Dataset entries:
+ + + + +

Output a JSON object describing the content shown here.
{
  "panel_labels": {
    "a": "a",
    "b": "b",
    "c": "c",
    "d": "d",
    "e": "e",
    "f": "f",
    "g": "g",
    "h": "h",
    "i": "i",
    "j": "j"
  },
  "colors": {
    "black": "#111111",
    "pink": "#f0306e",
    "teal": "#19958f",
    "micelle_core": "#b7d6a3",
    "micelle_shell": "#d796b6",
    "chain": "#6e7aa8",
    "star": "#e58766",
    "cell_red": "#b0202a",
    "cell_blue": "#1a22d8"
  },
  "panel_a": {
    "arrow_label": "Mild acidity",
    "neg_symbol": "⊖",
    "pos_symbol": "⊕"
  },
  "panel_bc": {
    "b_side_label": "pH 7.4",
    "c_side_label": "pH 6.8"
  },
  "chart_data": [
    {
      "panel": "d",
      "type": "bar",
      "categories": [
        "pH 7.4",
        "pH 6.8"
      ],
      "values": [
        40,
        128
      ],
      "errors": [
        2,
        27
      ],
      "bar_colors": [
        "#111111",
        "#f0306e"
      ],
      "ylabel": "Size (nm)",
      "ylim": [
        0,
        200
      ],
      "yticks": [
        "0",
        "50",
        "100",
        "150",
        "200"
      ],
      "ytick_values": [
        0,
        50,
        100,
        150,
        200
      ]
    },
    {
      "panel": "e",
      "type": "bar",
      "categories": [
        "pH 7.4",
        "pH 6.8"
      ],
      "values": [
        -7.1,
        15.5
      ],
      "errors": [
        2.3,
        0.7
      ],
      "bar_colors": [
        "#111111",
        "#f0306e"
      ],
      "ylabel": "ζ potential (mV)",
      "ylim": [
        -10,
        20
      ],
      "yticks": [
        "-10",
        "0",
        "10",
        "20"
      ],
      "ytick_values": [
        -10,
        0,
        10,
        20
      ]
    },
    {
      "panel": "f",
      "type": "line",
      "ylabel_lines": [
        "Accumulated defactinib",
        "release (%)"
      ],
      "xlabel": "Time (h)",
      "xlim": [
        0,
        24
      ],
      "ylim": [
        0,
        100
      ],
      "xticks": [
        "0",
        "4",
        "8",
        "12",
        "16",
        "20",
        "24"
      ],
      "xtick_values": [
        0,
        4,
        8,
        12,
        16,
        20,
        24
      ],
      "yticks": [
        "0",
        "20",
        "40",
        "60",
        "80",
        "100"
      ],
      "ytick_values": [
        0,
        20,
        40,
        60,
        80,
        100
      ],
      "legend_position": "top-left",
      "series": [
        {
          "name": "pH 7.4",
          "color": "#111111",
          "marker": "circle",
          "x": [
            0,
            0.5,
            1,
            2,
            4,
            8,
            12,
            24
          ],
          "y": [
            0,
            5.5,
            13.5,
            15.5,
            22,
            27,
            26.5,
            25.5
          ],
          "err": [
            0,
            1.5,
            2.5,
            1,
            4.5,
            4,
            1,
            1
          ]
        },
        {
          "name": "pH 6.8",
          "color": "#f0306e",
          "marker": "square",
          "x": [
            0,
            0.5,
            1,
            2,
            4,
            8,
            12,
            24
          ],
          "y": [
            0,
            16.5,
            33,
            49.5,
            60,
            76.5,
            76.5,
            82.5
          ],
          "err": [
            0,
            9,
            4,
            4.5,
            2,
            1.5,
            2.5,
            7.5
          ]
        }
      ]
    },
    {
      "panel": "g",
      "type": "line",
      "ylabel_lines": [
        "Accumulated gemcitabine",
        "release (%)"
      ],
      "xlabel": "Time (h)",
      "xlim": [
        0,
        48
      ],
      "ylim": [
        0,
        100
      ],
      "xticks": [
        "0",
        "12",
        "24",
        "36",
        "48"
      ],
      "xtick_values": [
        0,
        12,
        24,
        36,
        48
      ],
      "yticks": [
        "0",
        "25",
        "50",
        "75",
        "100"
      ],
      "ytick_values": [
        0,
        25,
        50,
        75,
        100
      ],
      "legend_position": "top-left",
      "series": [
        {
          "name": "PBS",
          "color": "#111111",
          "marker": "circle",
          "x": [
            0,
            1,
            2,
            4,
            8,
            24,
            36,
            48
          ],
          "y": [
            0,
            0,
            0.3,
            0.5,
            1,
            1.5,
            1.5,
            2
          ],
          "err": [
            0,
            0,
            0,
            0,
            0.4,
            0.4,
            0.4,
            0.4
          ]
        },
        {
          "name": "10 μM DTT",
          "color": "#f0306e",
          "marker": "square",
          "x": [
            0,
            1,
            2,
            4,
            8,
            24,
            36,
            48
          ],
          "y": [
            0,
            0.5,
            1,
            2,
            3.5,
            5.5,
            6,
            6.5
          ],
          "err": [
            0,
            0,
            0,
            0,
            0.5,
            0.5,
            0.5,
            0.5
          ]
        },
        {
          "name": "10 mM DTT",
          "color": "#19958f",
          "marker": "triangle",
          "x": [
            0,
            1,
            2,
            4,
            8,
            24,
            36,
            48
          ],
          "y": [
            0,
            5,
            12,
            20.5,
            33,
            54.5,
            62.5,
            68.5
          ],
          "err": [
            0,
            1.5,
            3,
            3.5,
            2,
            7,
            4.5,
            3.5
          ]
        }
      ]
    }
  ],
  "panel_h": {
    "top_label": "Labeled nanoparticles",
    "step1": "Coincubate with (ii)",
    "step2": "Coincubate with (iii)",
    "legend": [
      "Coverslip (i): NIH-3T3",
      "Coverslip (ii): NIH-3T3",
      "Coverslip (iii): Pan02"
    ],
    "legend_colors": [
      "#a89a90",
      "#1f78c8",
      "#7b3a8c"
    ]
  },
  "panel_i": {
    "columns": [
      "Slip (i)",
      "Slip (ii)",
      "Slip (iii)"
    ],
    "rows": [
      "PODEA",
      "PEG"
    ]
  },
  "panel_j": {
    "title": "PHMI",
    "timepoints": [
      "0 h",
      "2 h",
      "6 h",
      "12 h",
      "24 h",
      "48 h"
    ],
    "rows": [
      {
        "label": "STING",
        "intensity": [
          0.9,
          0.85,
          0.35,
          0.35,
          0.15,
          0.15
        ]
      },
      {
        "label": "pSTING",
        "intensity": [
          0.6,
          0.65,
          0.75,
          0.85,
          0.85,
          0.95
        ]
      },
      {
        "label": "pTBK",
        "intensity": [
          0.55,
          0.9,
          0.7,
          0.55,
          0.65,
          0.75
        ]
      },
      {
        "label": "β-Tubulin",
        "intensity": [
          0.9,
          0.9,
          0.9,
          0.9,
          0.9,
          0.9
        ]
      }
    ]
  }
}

+ + + + +

WHAT IS NEEDED =>
Reproduce the entire listing word for word.

RESULT OF THE EXERCISE =>
Output a JSON object describing the content shown here.
{
  "panel_labels": {
    "a": "a",
    "b": "b",
    "c": "c",
    "d": "d",
    "e": "e",
    "f": "f",
    "g": "g",
    "h": "h",
    "i": "i",
    "j": "j"
  },
  "colors": {
    "black": "#111111",
    "pink": "#f0306e",
    "teal": "#19958f",
    "micelle_core": "#b7d6a3",
    "micelle_shell": "#d796b6",
    "chain": "#6e7aa8",
    "star": "#e58766",
    "cell_red": "#b0202a",
    "cell_blue": "#1a22d8"
  },
  "panel_a": {
    "arrow_label": "Mild acidity",
    "neg_symbol": "⊖",
    "pos_symbol": "⊕"
  },
  "panel_bc": {
    "b_side_label": "pH 7.4",
    "c_side_label": "pH 6.8"
  },
  "chart_data": [
    {
      "panel": "d",
      "type": "bar",
      "categories": [
        "pH 7.4",
        "pH 6.8"
      ],
      "values": [
        40,
        128
      ],
      "errors": [
        2,
        27
      ],
      "bar_colors": [
        "#111111",
        "#f0306e"
      ],
      "ylabel": "Size (nm)",
      "ylim": [
        0,
        200
      ],
      "yticks": [
        "0",
        "50",
        "100",
        "150",
        "200"
      ],
      "ytick_values": [
        0,
        50,
        100,
        150,
        200
      ]
    },
    {
      "panel": "e",
      "type": "bar",
      "categories": [
        "pH 7.4",
        "pH 6.8"
      ],
      "values": [
        -7.1,
        15.5
      ],
      "errors": [
        2.3,
        0.7
      ],
      "bar_colors": [
        "#111111",
        "#f0306e"
      ],
      "ylabel": "ζ potential (mV)",
      "ylim": [
        -10,
        20
      ],
      "yticks": [
        "-10",
        "0",
        "10",
        "20"
      ],
      "ytick_values": [
        -10,
        0,
        10,
        20
      ]
    },
    {
      "panel": "f",
      "type": "line",
      "ylabel_lines": [
        "Accumulated defactinib",
        "release (%)"
      ],
      "xlabel": "Time (h)",
      "xlim": [
        0,
        24
      ],
      "ylim": [
        0,
        100
      ],
      "xticks": [
        "0",
        "4",
        "8",
        "12",
        "16",
        "20",
        "24"
      ],
      "xtick_values": [
        0,
        4,
        8,
        12,
        16,
        20,
        24
      ],
      "yticks": [
        "0",
        "20",
        "40",
        "60",
        "80",
        "100"
      ],
      "ytick_values": [
        0,
        20,
        40,
        60,
        80,
        100
      ],
      "legend_position": "top-left",
      "series": [
        {
          "name": "pH 7.4",
          "color": "#111111",
          "marker": "circle",
          "x": [
            0,
            0.5,
            1,
            2,
            4,
            8,
            12,
            24
          ],
          "y": [
            0,
            5.5,
            13.5,
            15.5,
            22,
            27,
            26.5,
            25.5
          ],
          "err": [
            0,
            1.5,
            2.5,
            1,
            4.5,
            4,
            1,
            1
          ]
        },
        {
          "name": "pH 6.8",
          "color": "#f0306e",
          "marker": "square",
          "x": [
            0,
            0.5,
            1,
            2,
            4,
            8,
            12,
            24
          ],
          "y": [
            0,
            16.5,
            33,
            49.5,
            60,
            76.5,
            76.5,
            82.5
          ],
          "err": [
            0,
            9,
            4,
            4.5,
            2,
            1.5,
            2.5,
            7.5
          ]
        }
      ]
    },
    {
      "panel": "g",
      "type": "line",
      "ylabel_lines": [
        "Accumulated gemcitabine",
        "release (%)"
      ],
      "xlabel": "Time (h)",
      "xlim": [
        0,
        48
      ],
      "ylim": [
        0,
        100
      ],
      "xticks": [
        "0",
        "12",
        "24",
        "36",
        "48"
      ],
      "xtick_values": [
        0,
        12,
        24,
        36,
        48
      ],
      "yticks": [
        "0",
        "25",
        "50",
        "75",
        "100"
      ],
      "ytick_values": [
        0,
        25,
        50,
        75,
        100
      ],
      "legend_position": "top-left",
      "series": [
        {
          "name": "PBS",
          "color": "#111111",
          "marker": "circle",
          "x": [
            0,
            1,
            2,
            4,
            8,
            24,
            36,
            48
          ],
          "y": [
            0,
            0,
            0.3,
            0.5,
            1,
            1.5,
            1.5,
            2
          ],
          "err": [
            0,
            0,
            0,
            0,
            0.4,
            0.4,
            0.4,
            0.4
          ]
        },
        {
          "name": "10 μM DTT",
          "color": "#f0306e",
          "marker": "square",
          "x": [
            0,
            1,
            2,
            4,
            8,
            24,
            36,
            48
          ],
          "y": [
            0,
            0.5,
            1,
            2,
            3.5,
            5.5,
            6,
            6.5
          ],
          "err": [
            0,
            0,
            0,
            0,
            0.5,
            0.5,
            0.5,
            0.5
          ]
        },
        {
          "name": "10 mM DTT",
          "color": "#19958f",
          "marker": "triangle",
          "x": [
            0,
            1,
            2,
            4,
            8,
            24,
            36,
            48
          ],
          "y": [
            0,
            5,
            12,
            20.5,
            33,
            54.5,
            62.5,
            68.5
          ],
          "err": [
            0,
            1.5,
            3,
            3.5,
            2,
            7,
            4.5,
            3.5
          ]
        }
      ]
    }
  ],
  "panel_h": {
    "top_label": "Labeled nanoparticles",
    "step1": "Coincubate with (ii)",
    "step2": "Coincubate with (iii)",
    "legend": [
      "Coverslip (i): NIH-3T3",
      "Coverslip (ii): NIH-3T3",
      "Coverslip (iii): Pan02"
    ],
    "legend_colors": [
      "#a89a90",
      "#1f78c8",
      "#7b3a8c"
    ]
  },
  "panel_i": {
    "columns": [
      "Slip (i)",
      "Slip (ii)",
      "Slip (iii)"
    ],
    "rows": [
      "PODEA",
      "PEG"
    ]
  },
  "panel_j": {
    "title": "PHMI",
    "timepoints": [
      "0 h",
      "2 h",
      "6 h",
      "12 h",
      "24 h",
      "48 h"
    ],
    "rows": [
      {
        "label": "STING",
        "intensity": [
          0.9,
          0.85,
          0.35,
          0.35,
          0.15,
          0.15
        ]
      },
      {
        "label": "pSTING",
        "intensity": [
          0.6,
          0.65,
          0.75,
          0.85,
          0.85,
          0.95
        ]
      },
      {
        "label": "pTBK",
        "intensity": [
          0.55,
          0.9,
          0.7,
          0.55,
          0.65,
          0.75
        ]
      },
      {
        "label": "β-Tubulin",
        "intensity": [
          0.9,
          0.9,
          0.9,
          0.9,
          0.9,
          0.9
        ]
      }
    ]
  }
}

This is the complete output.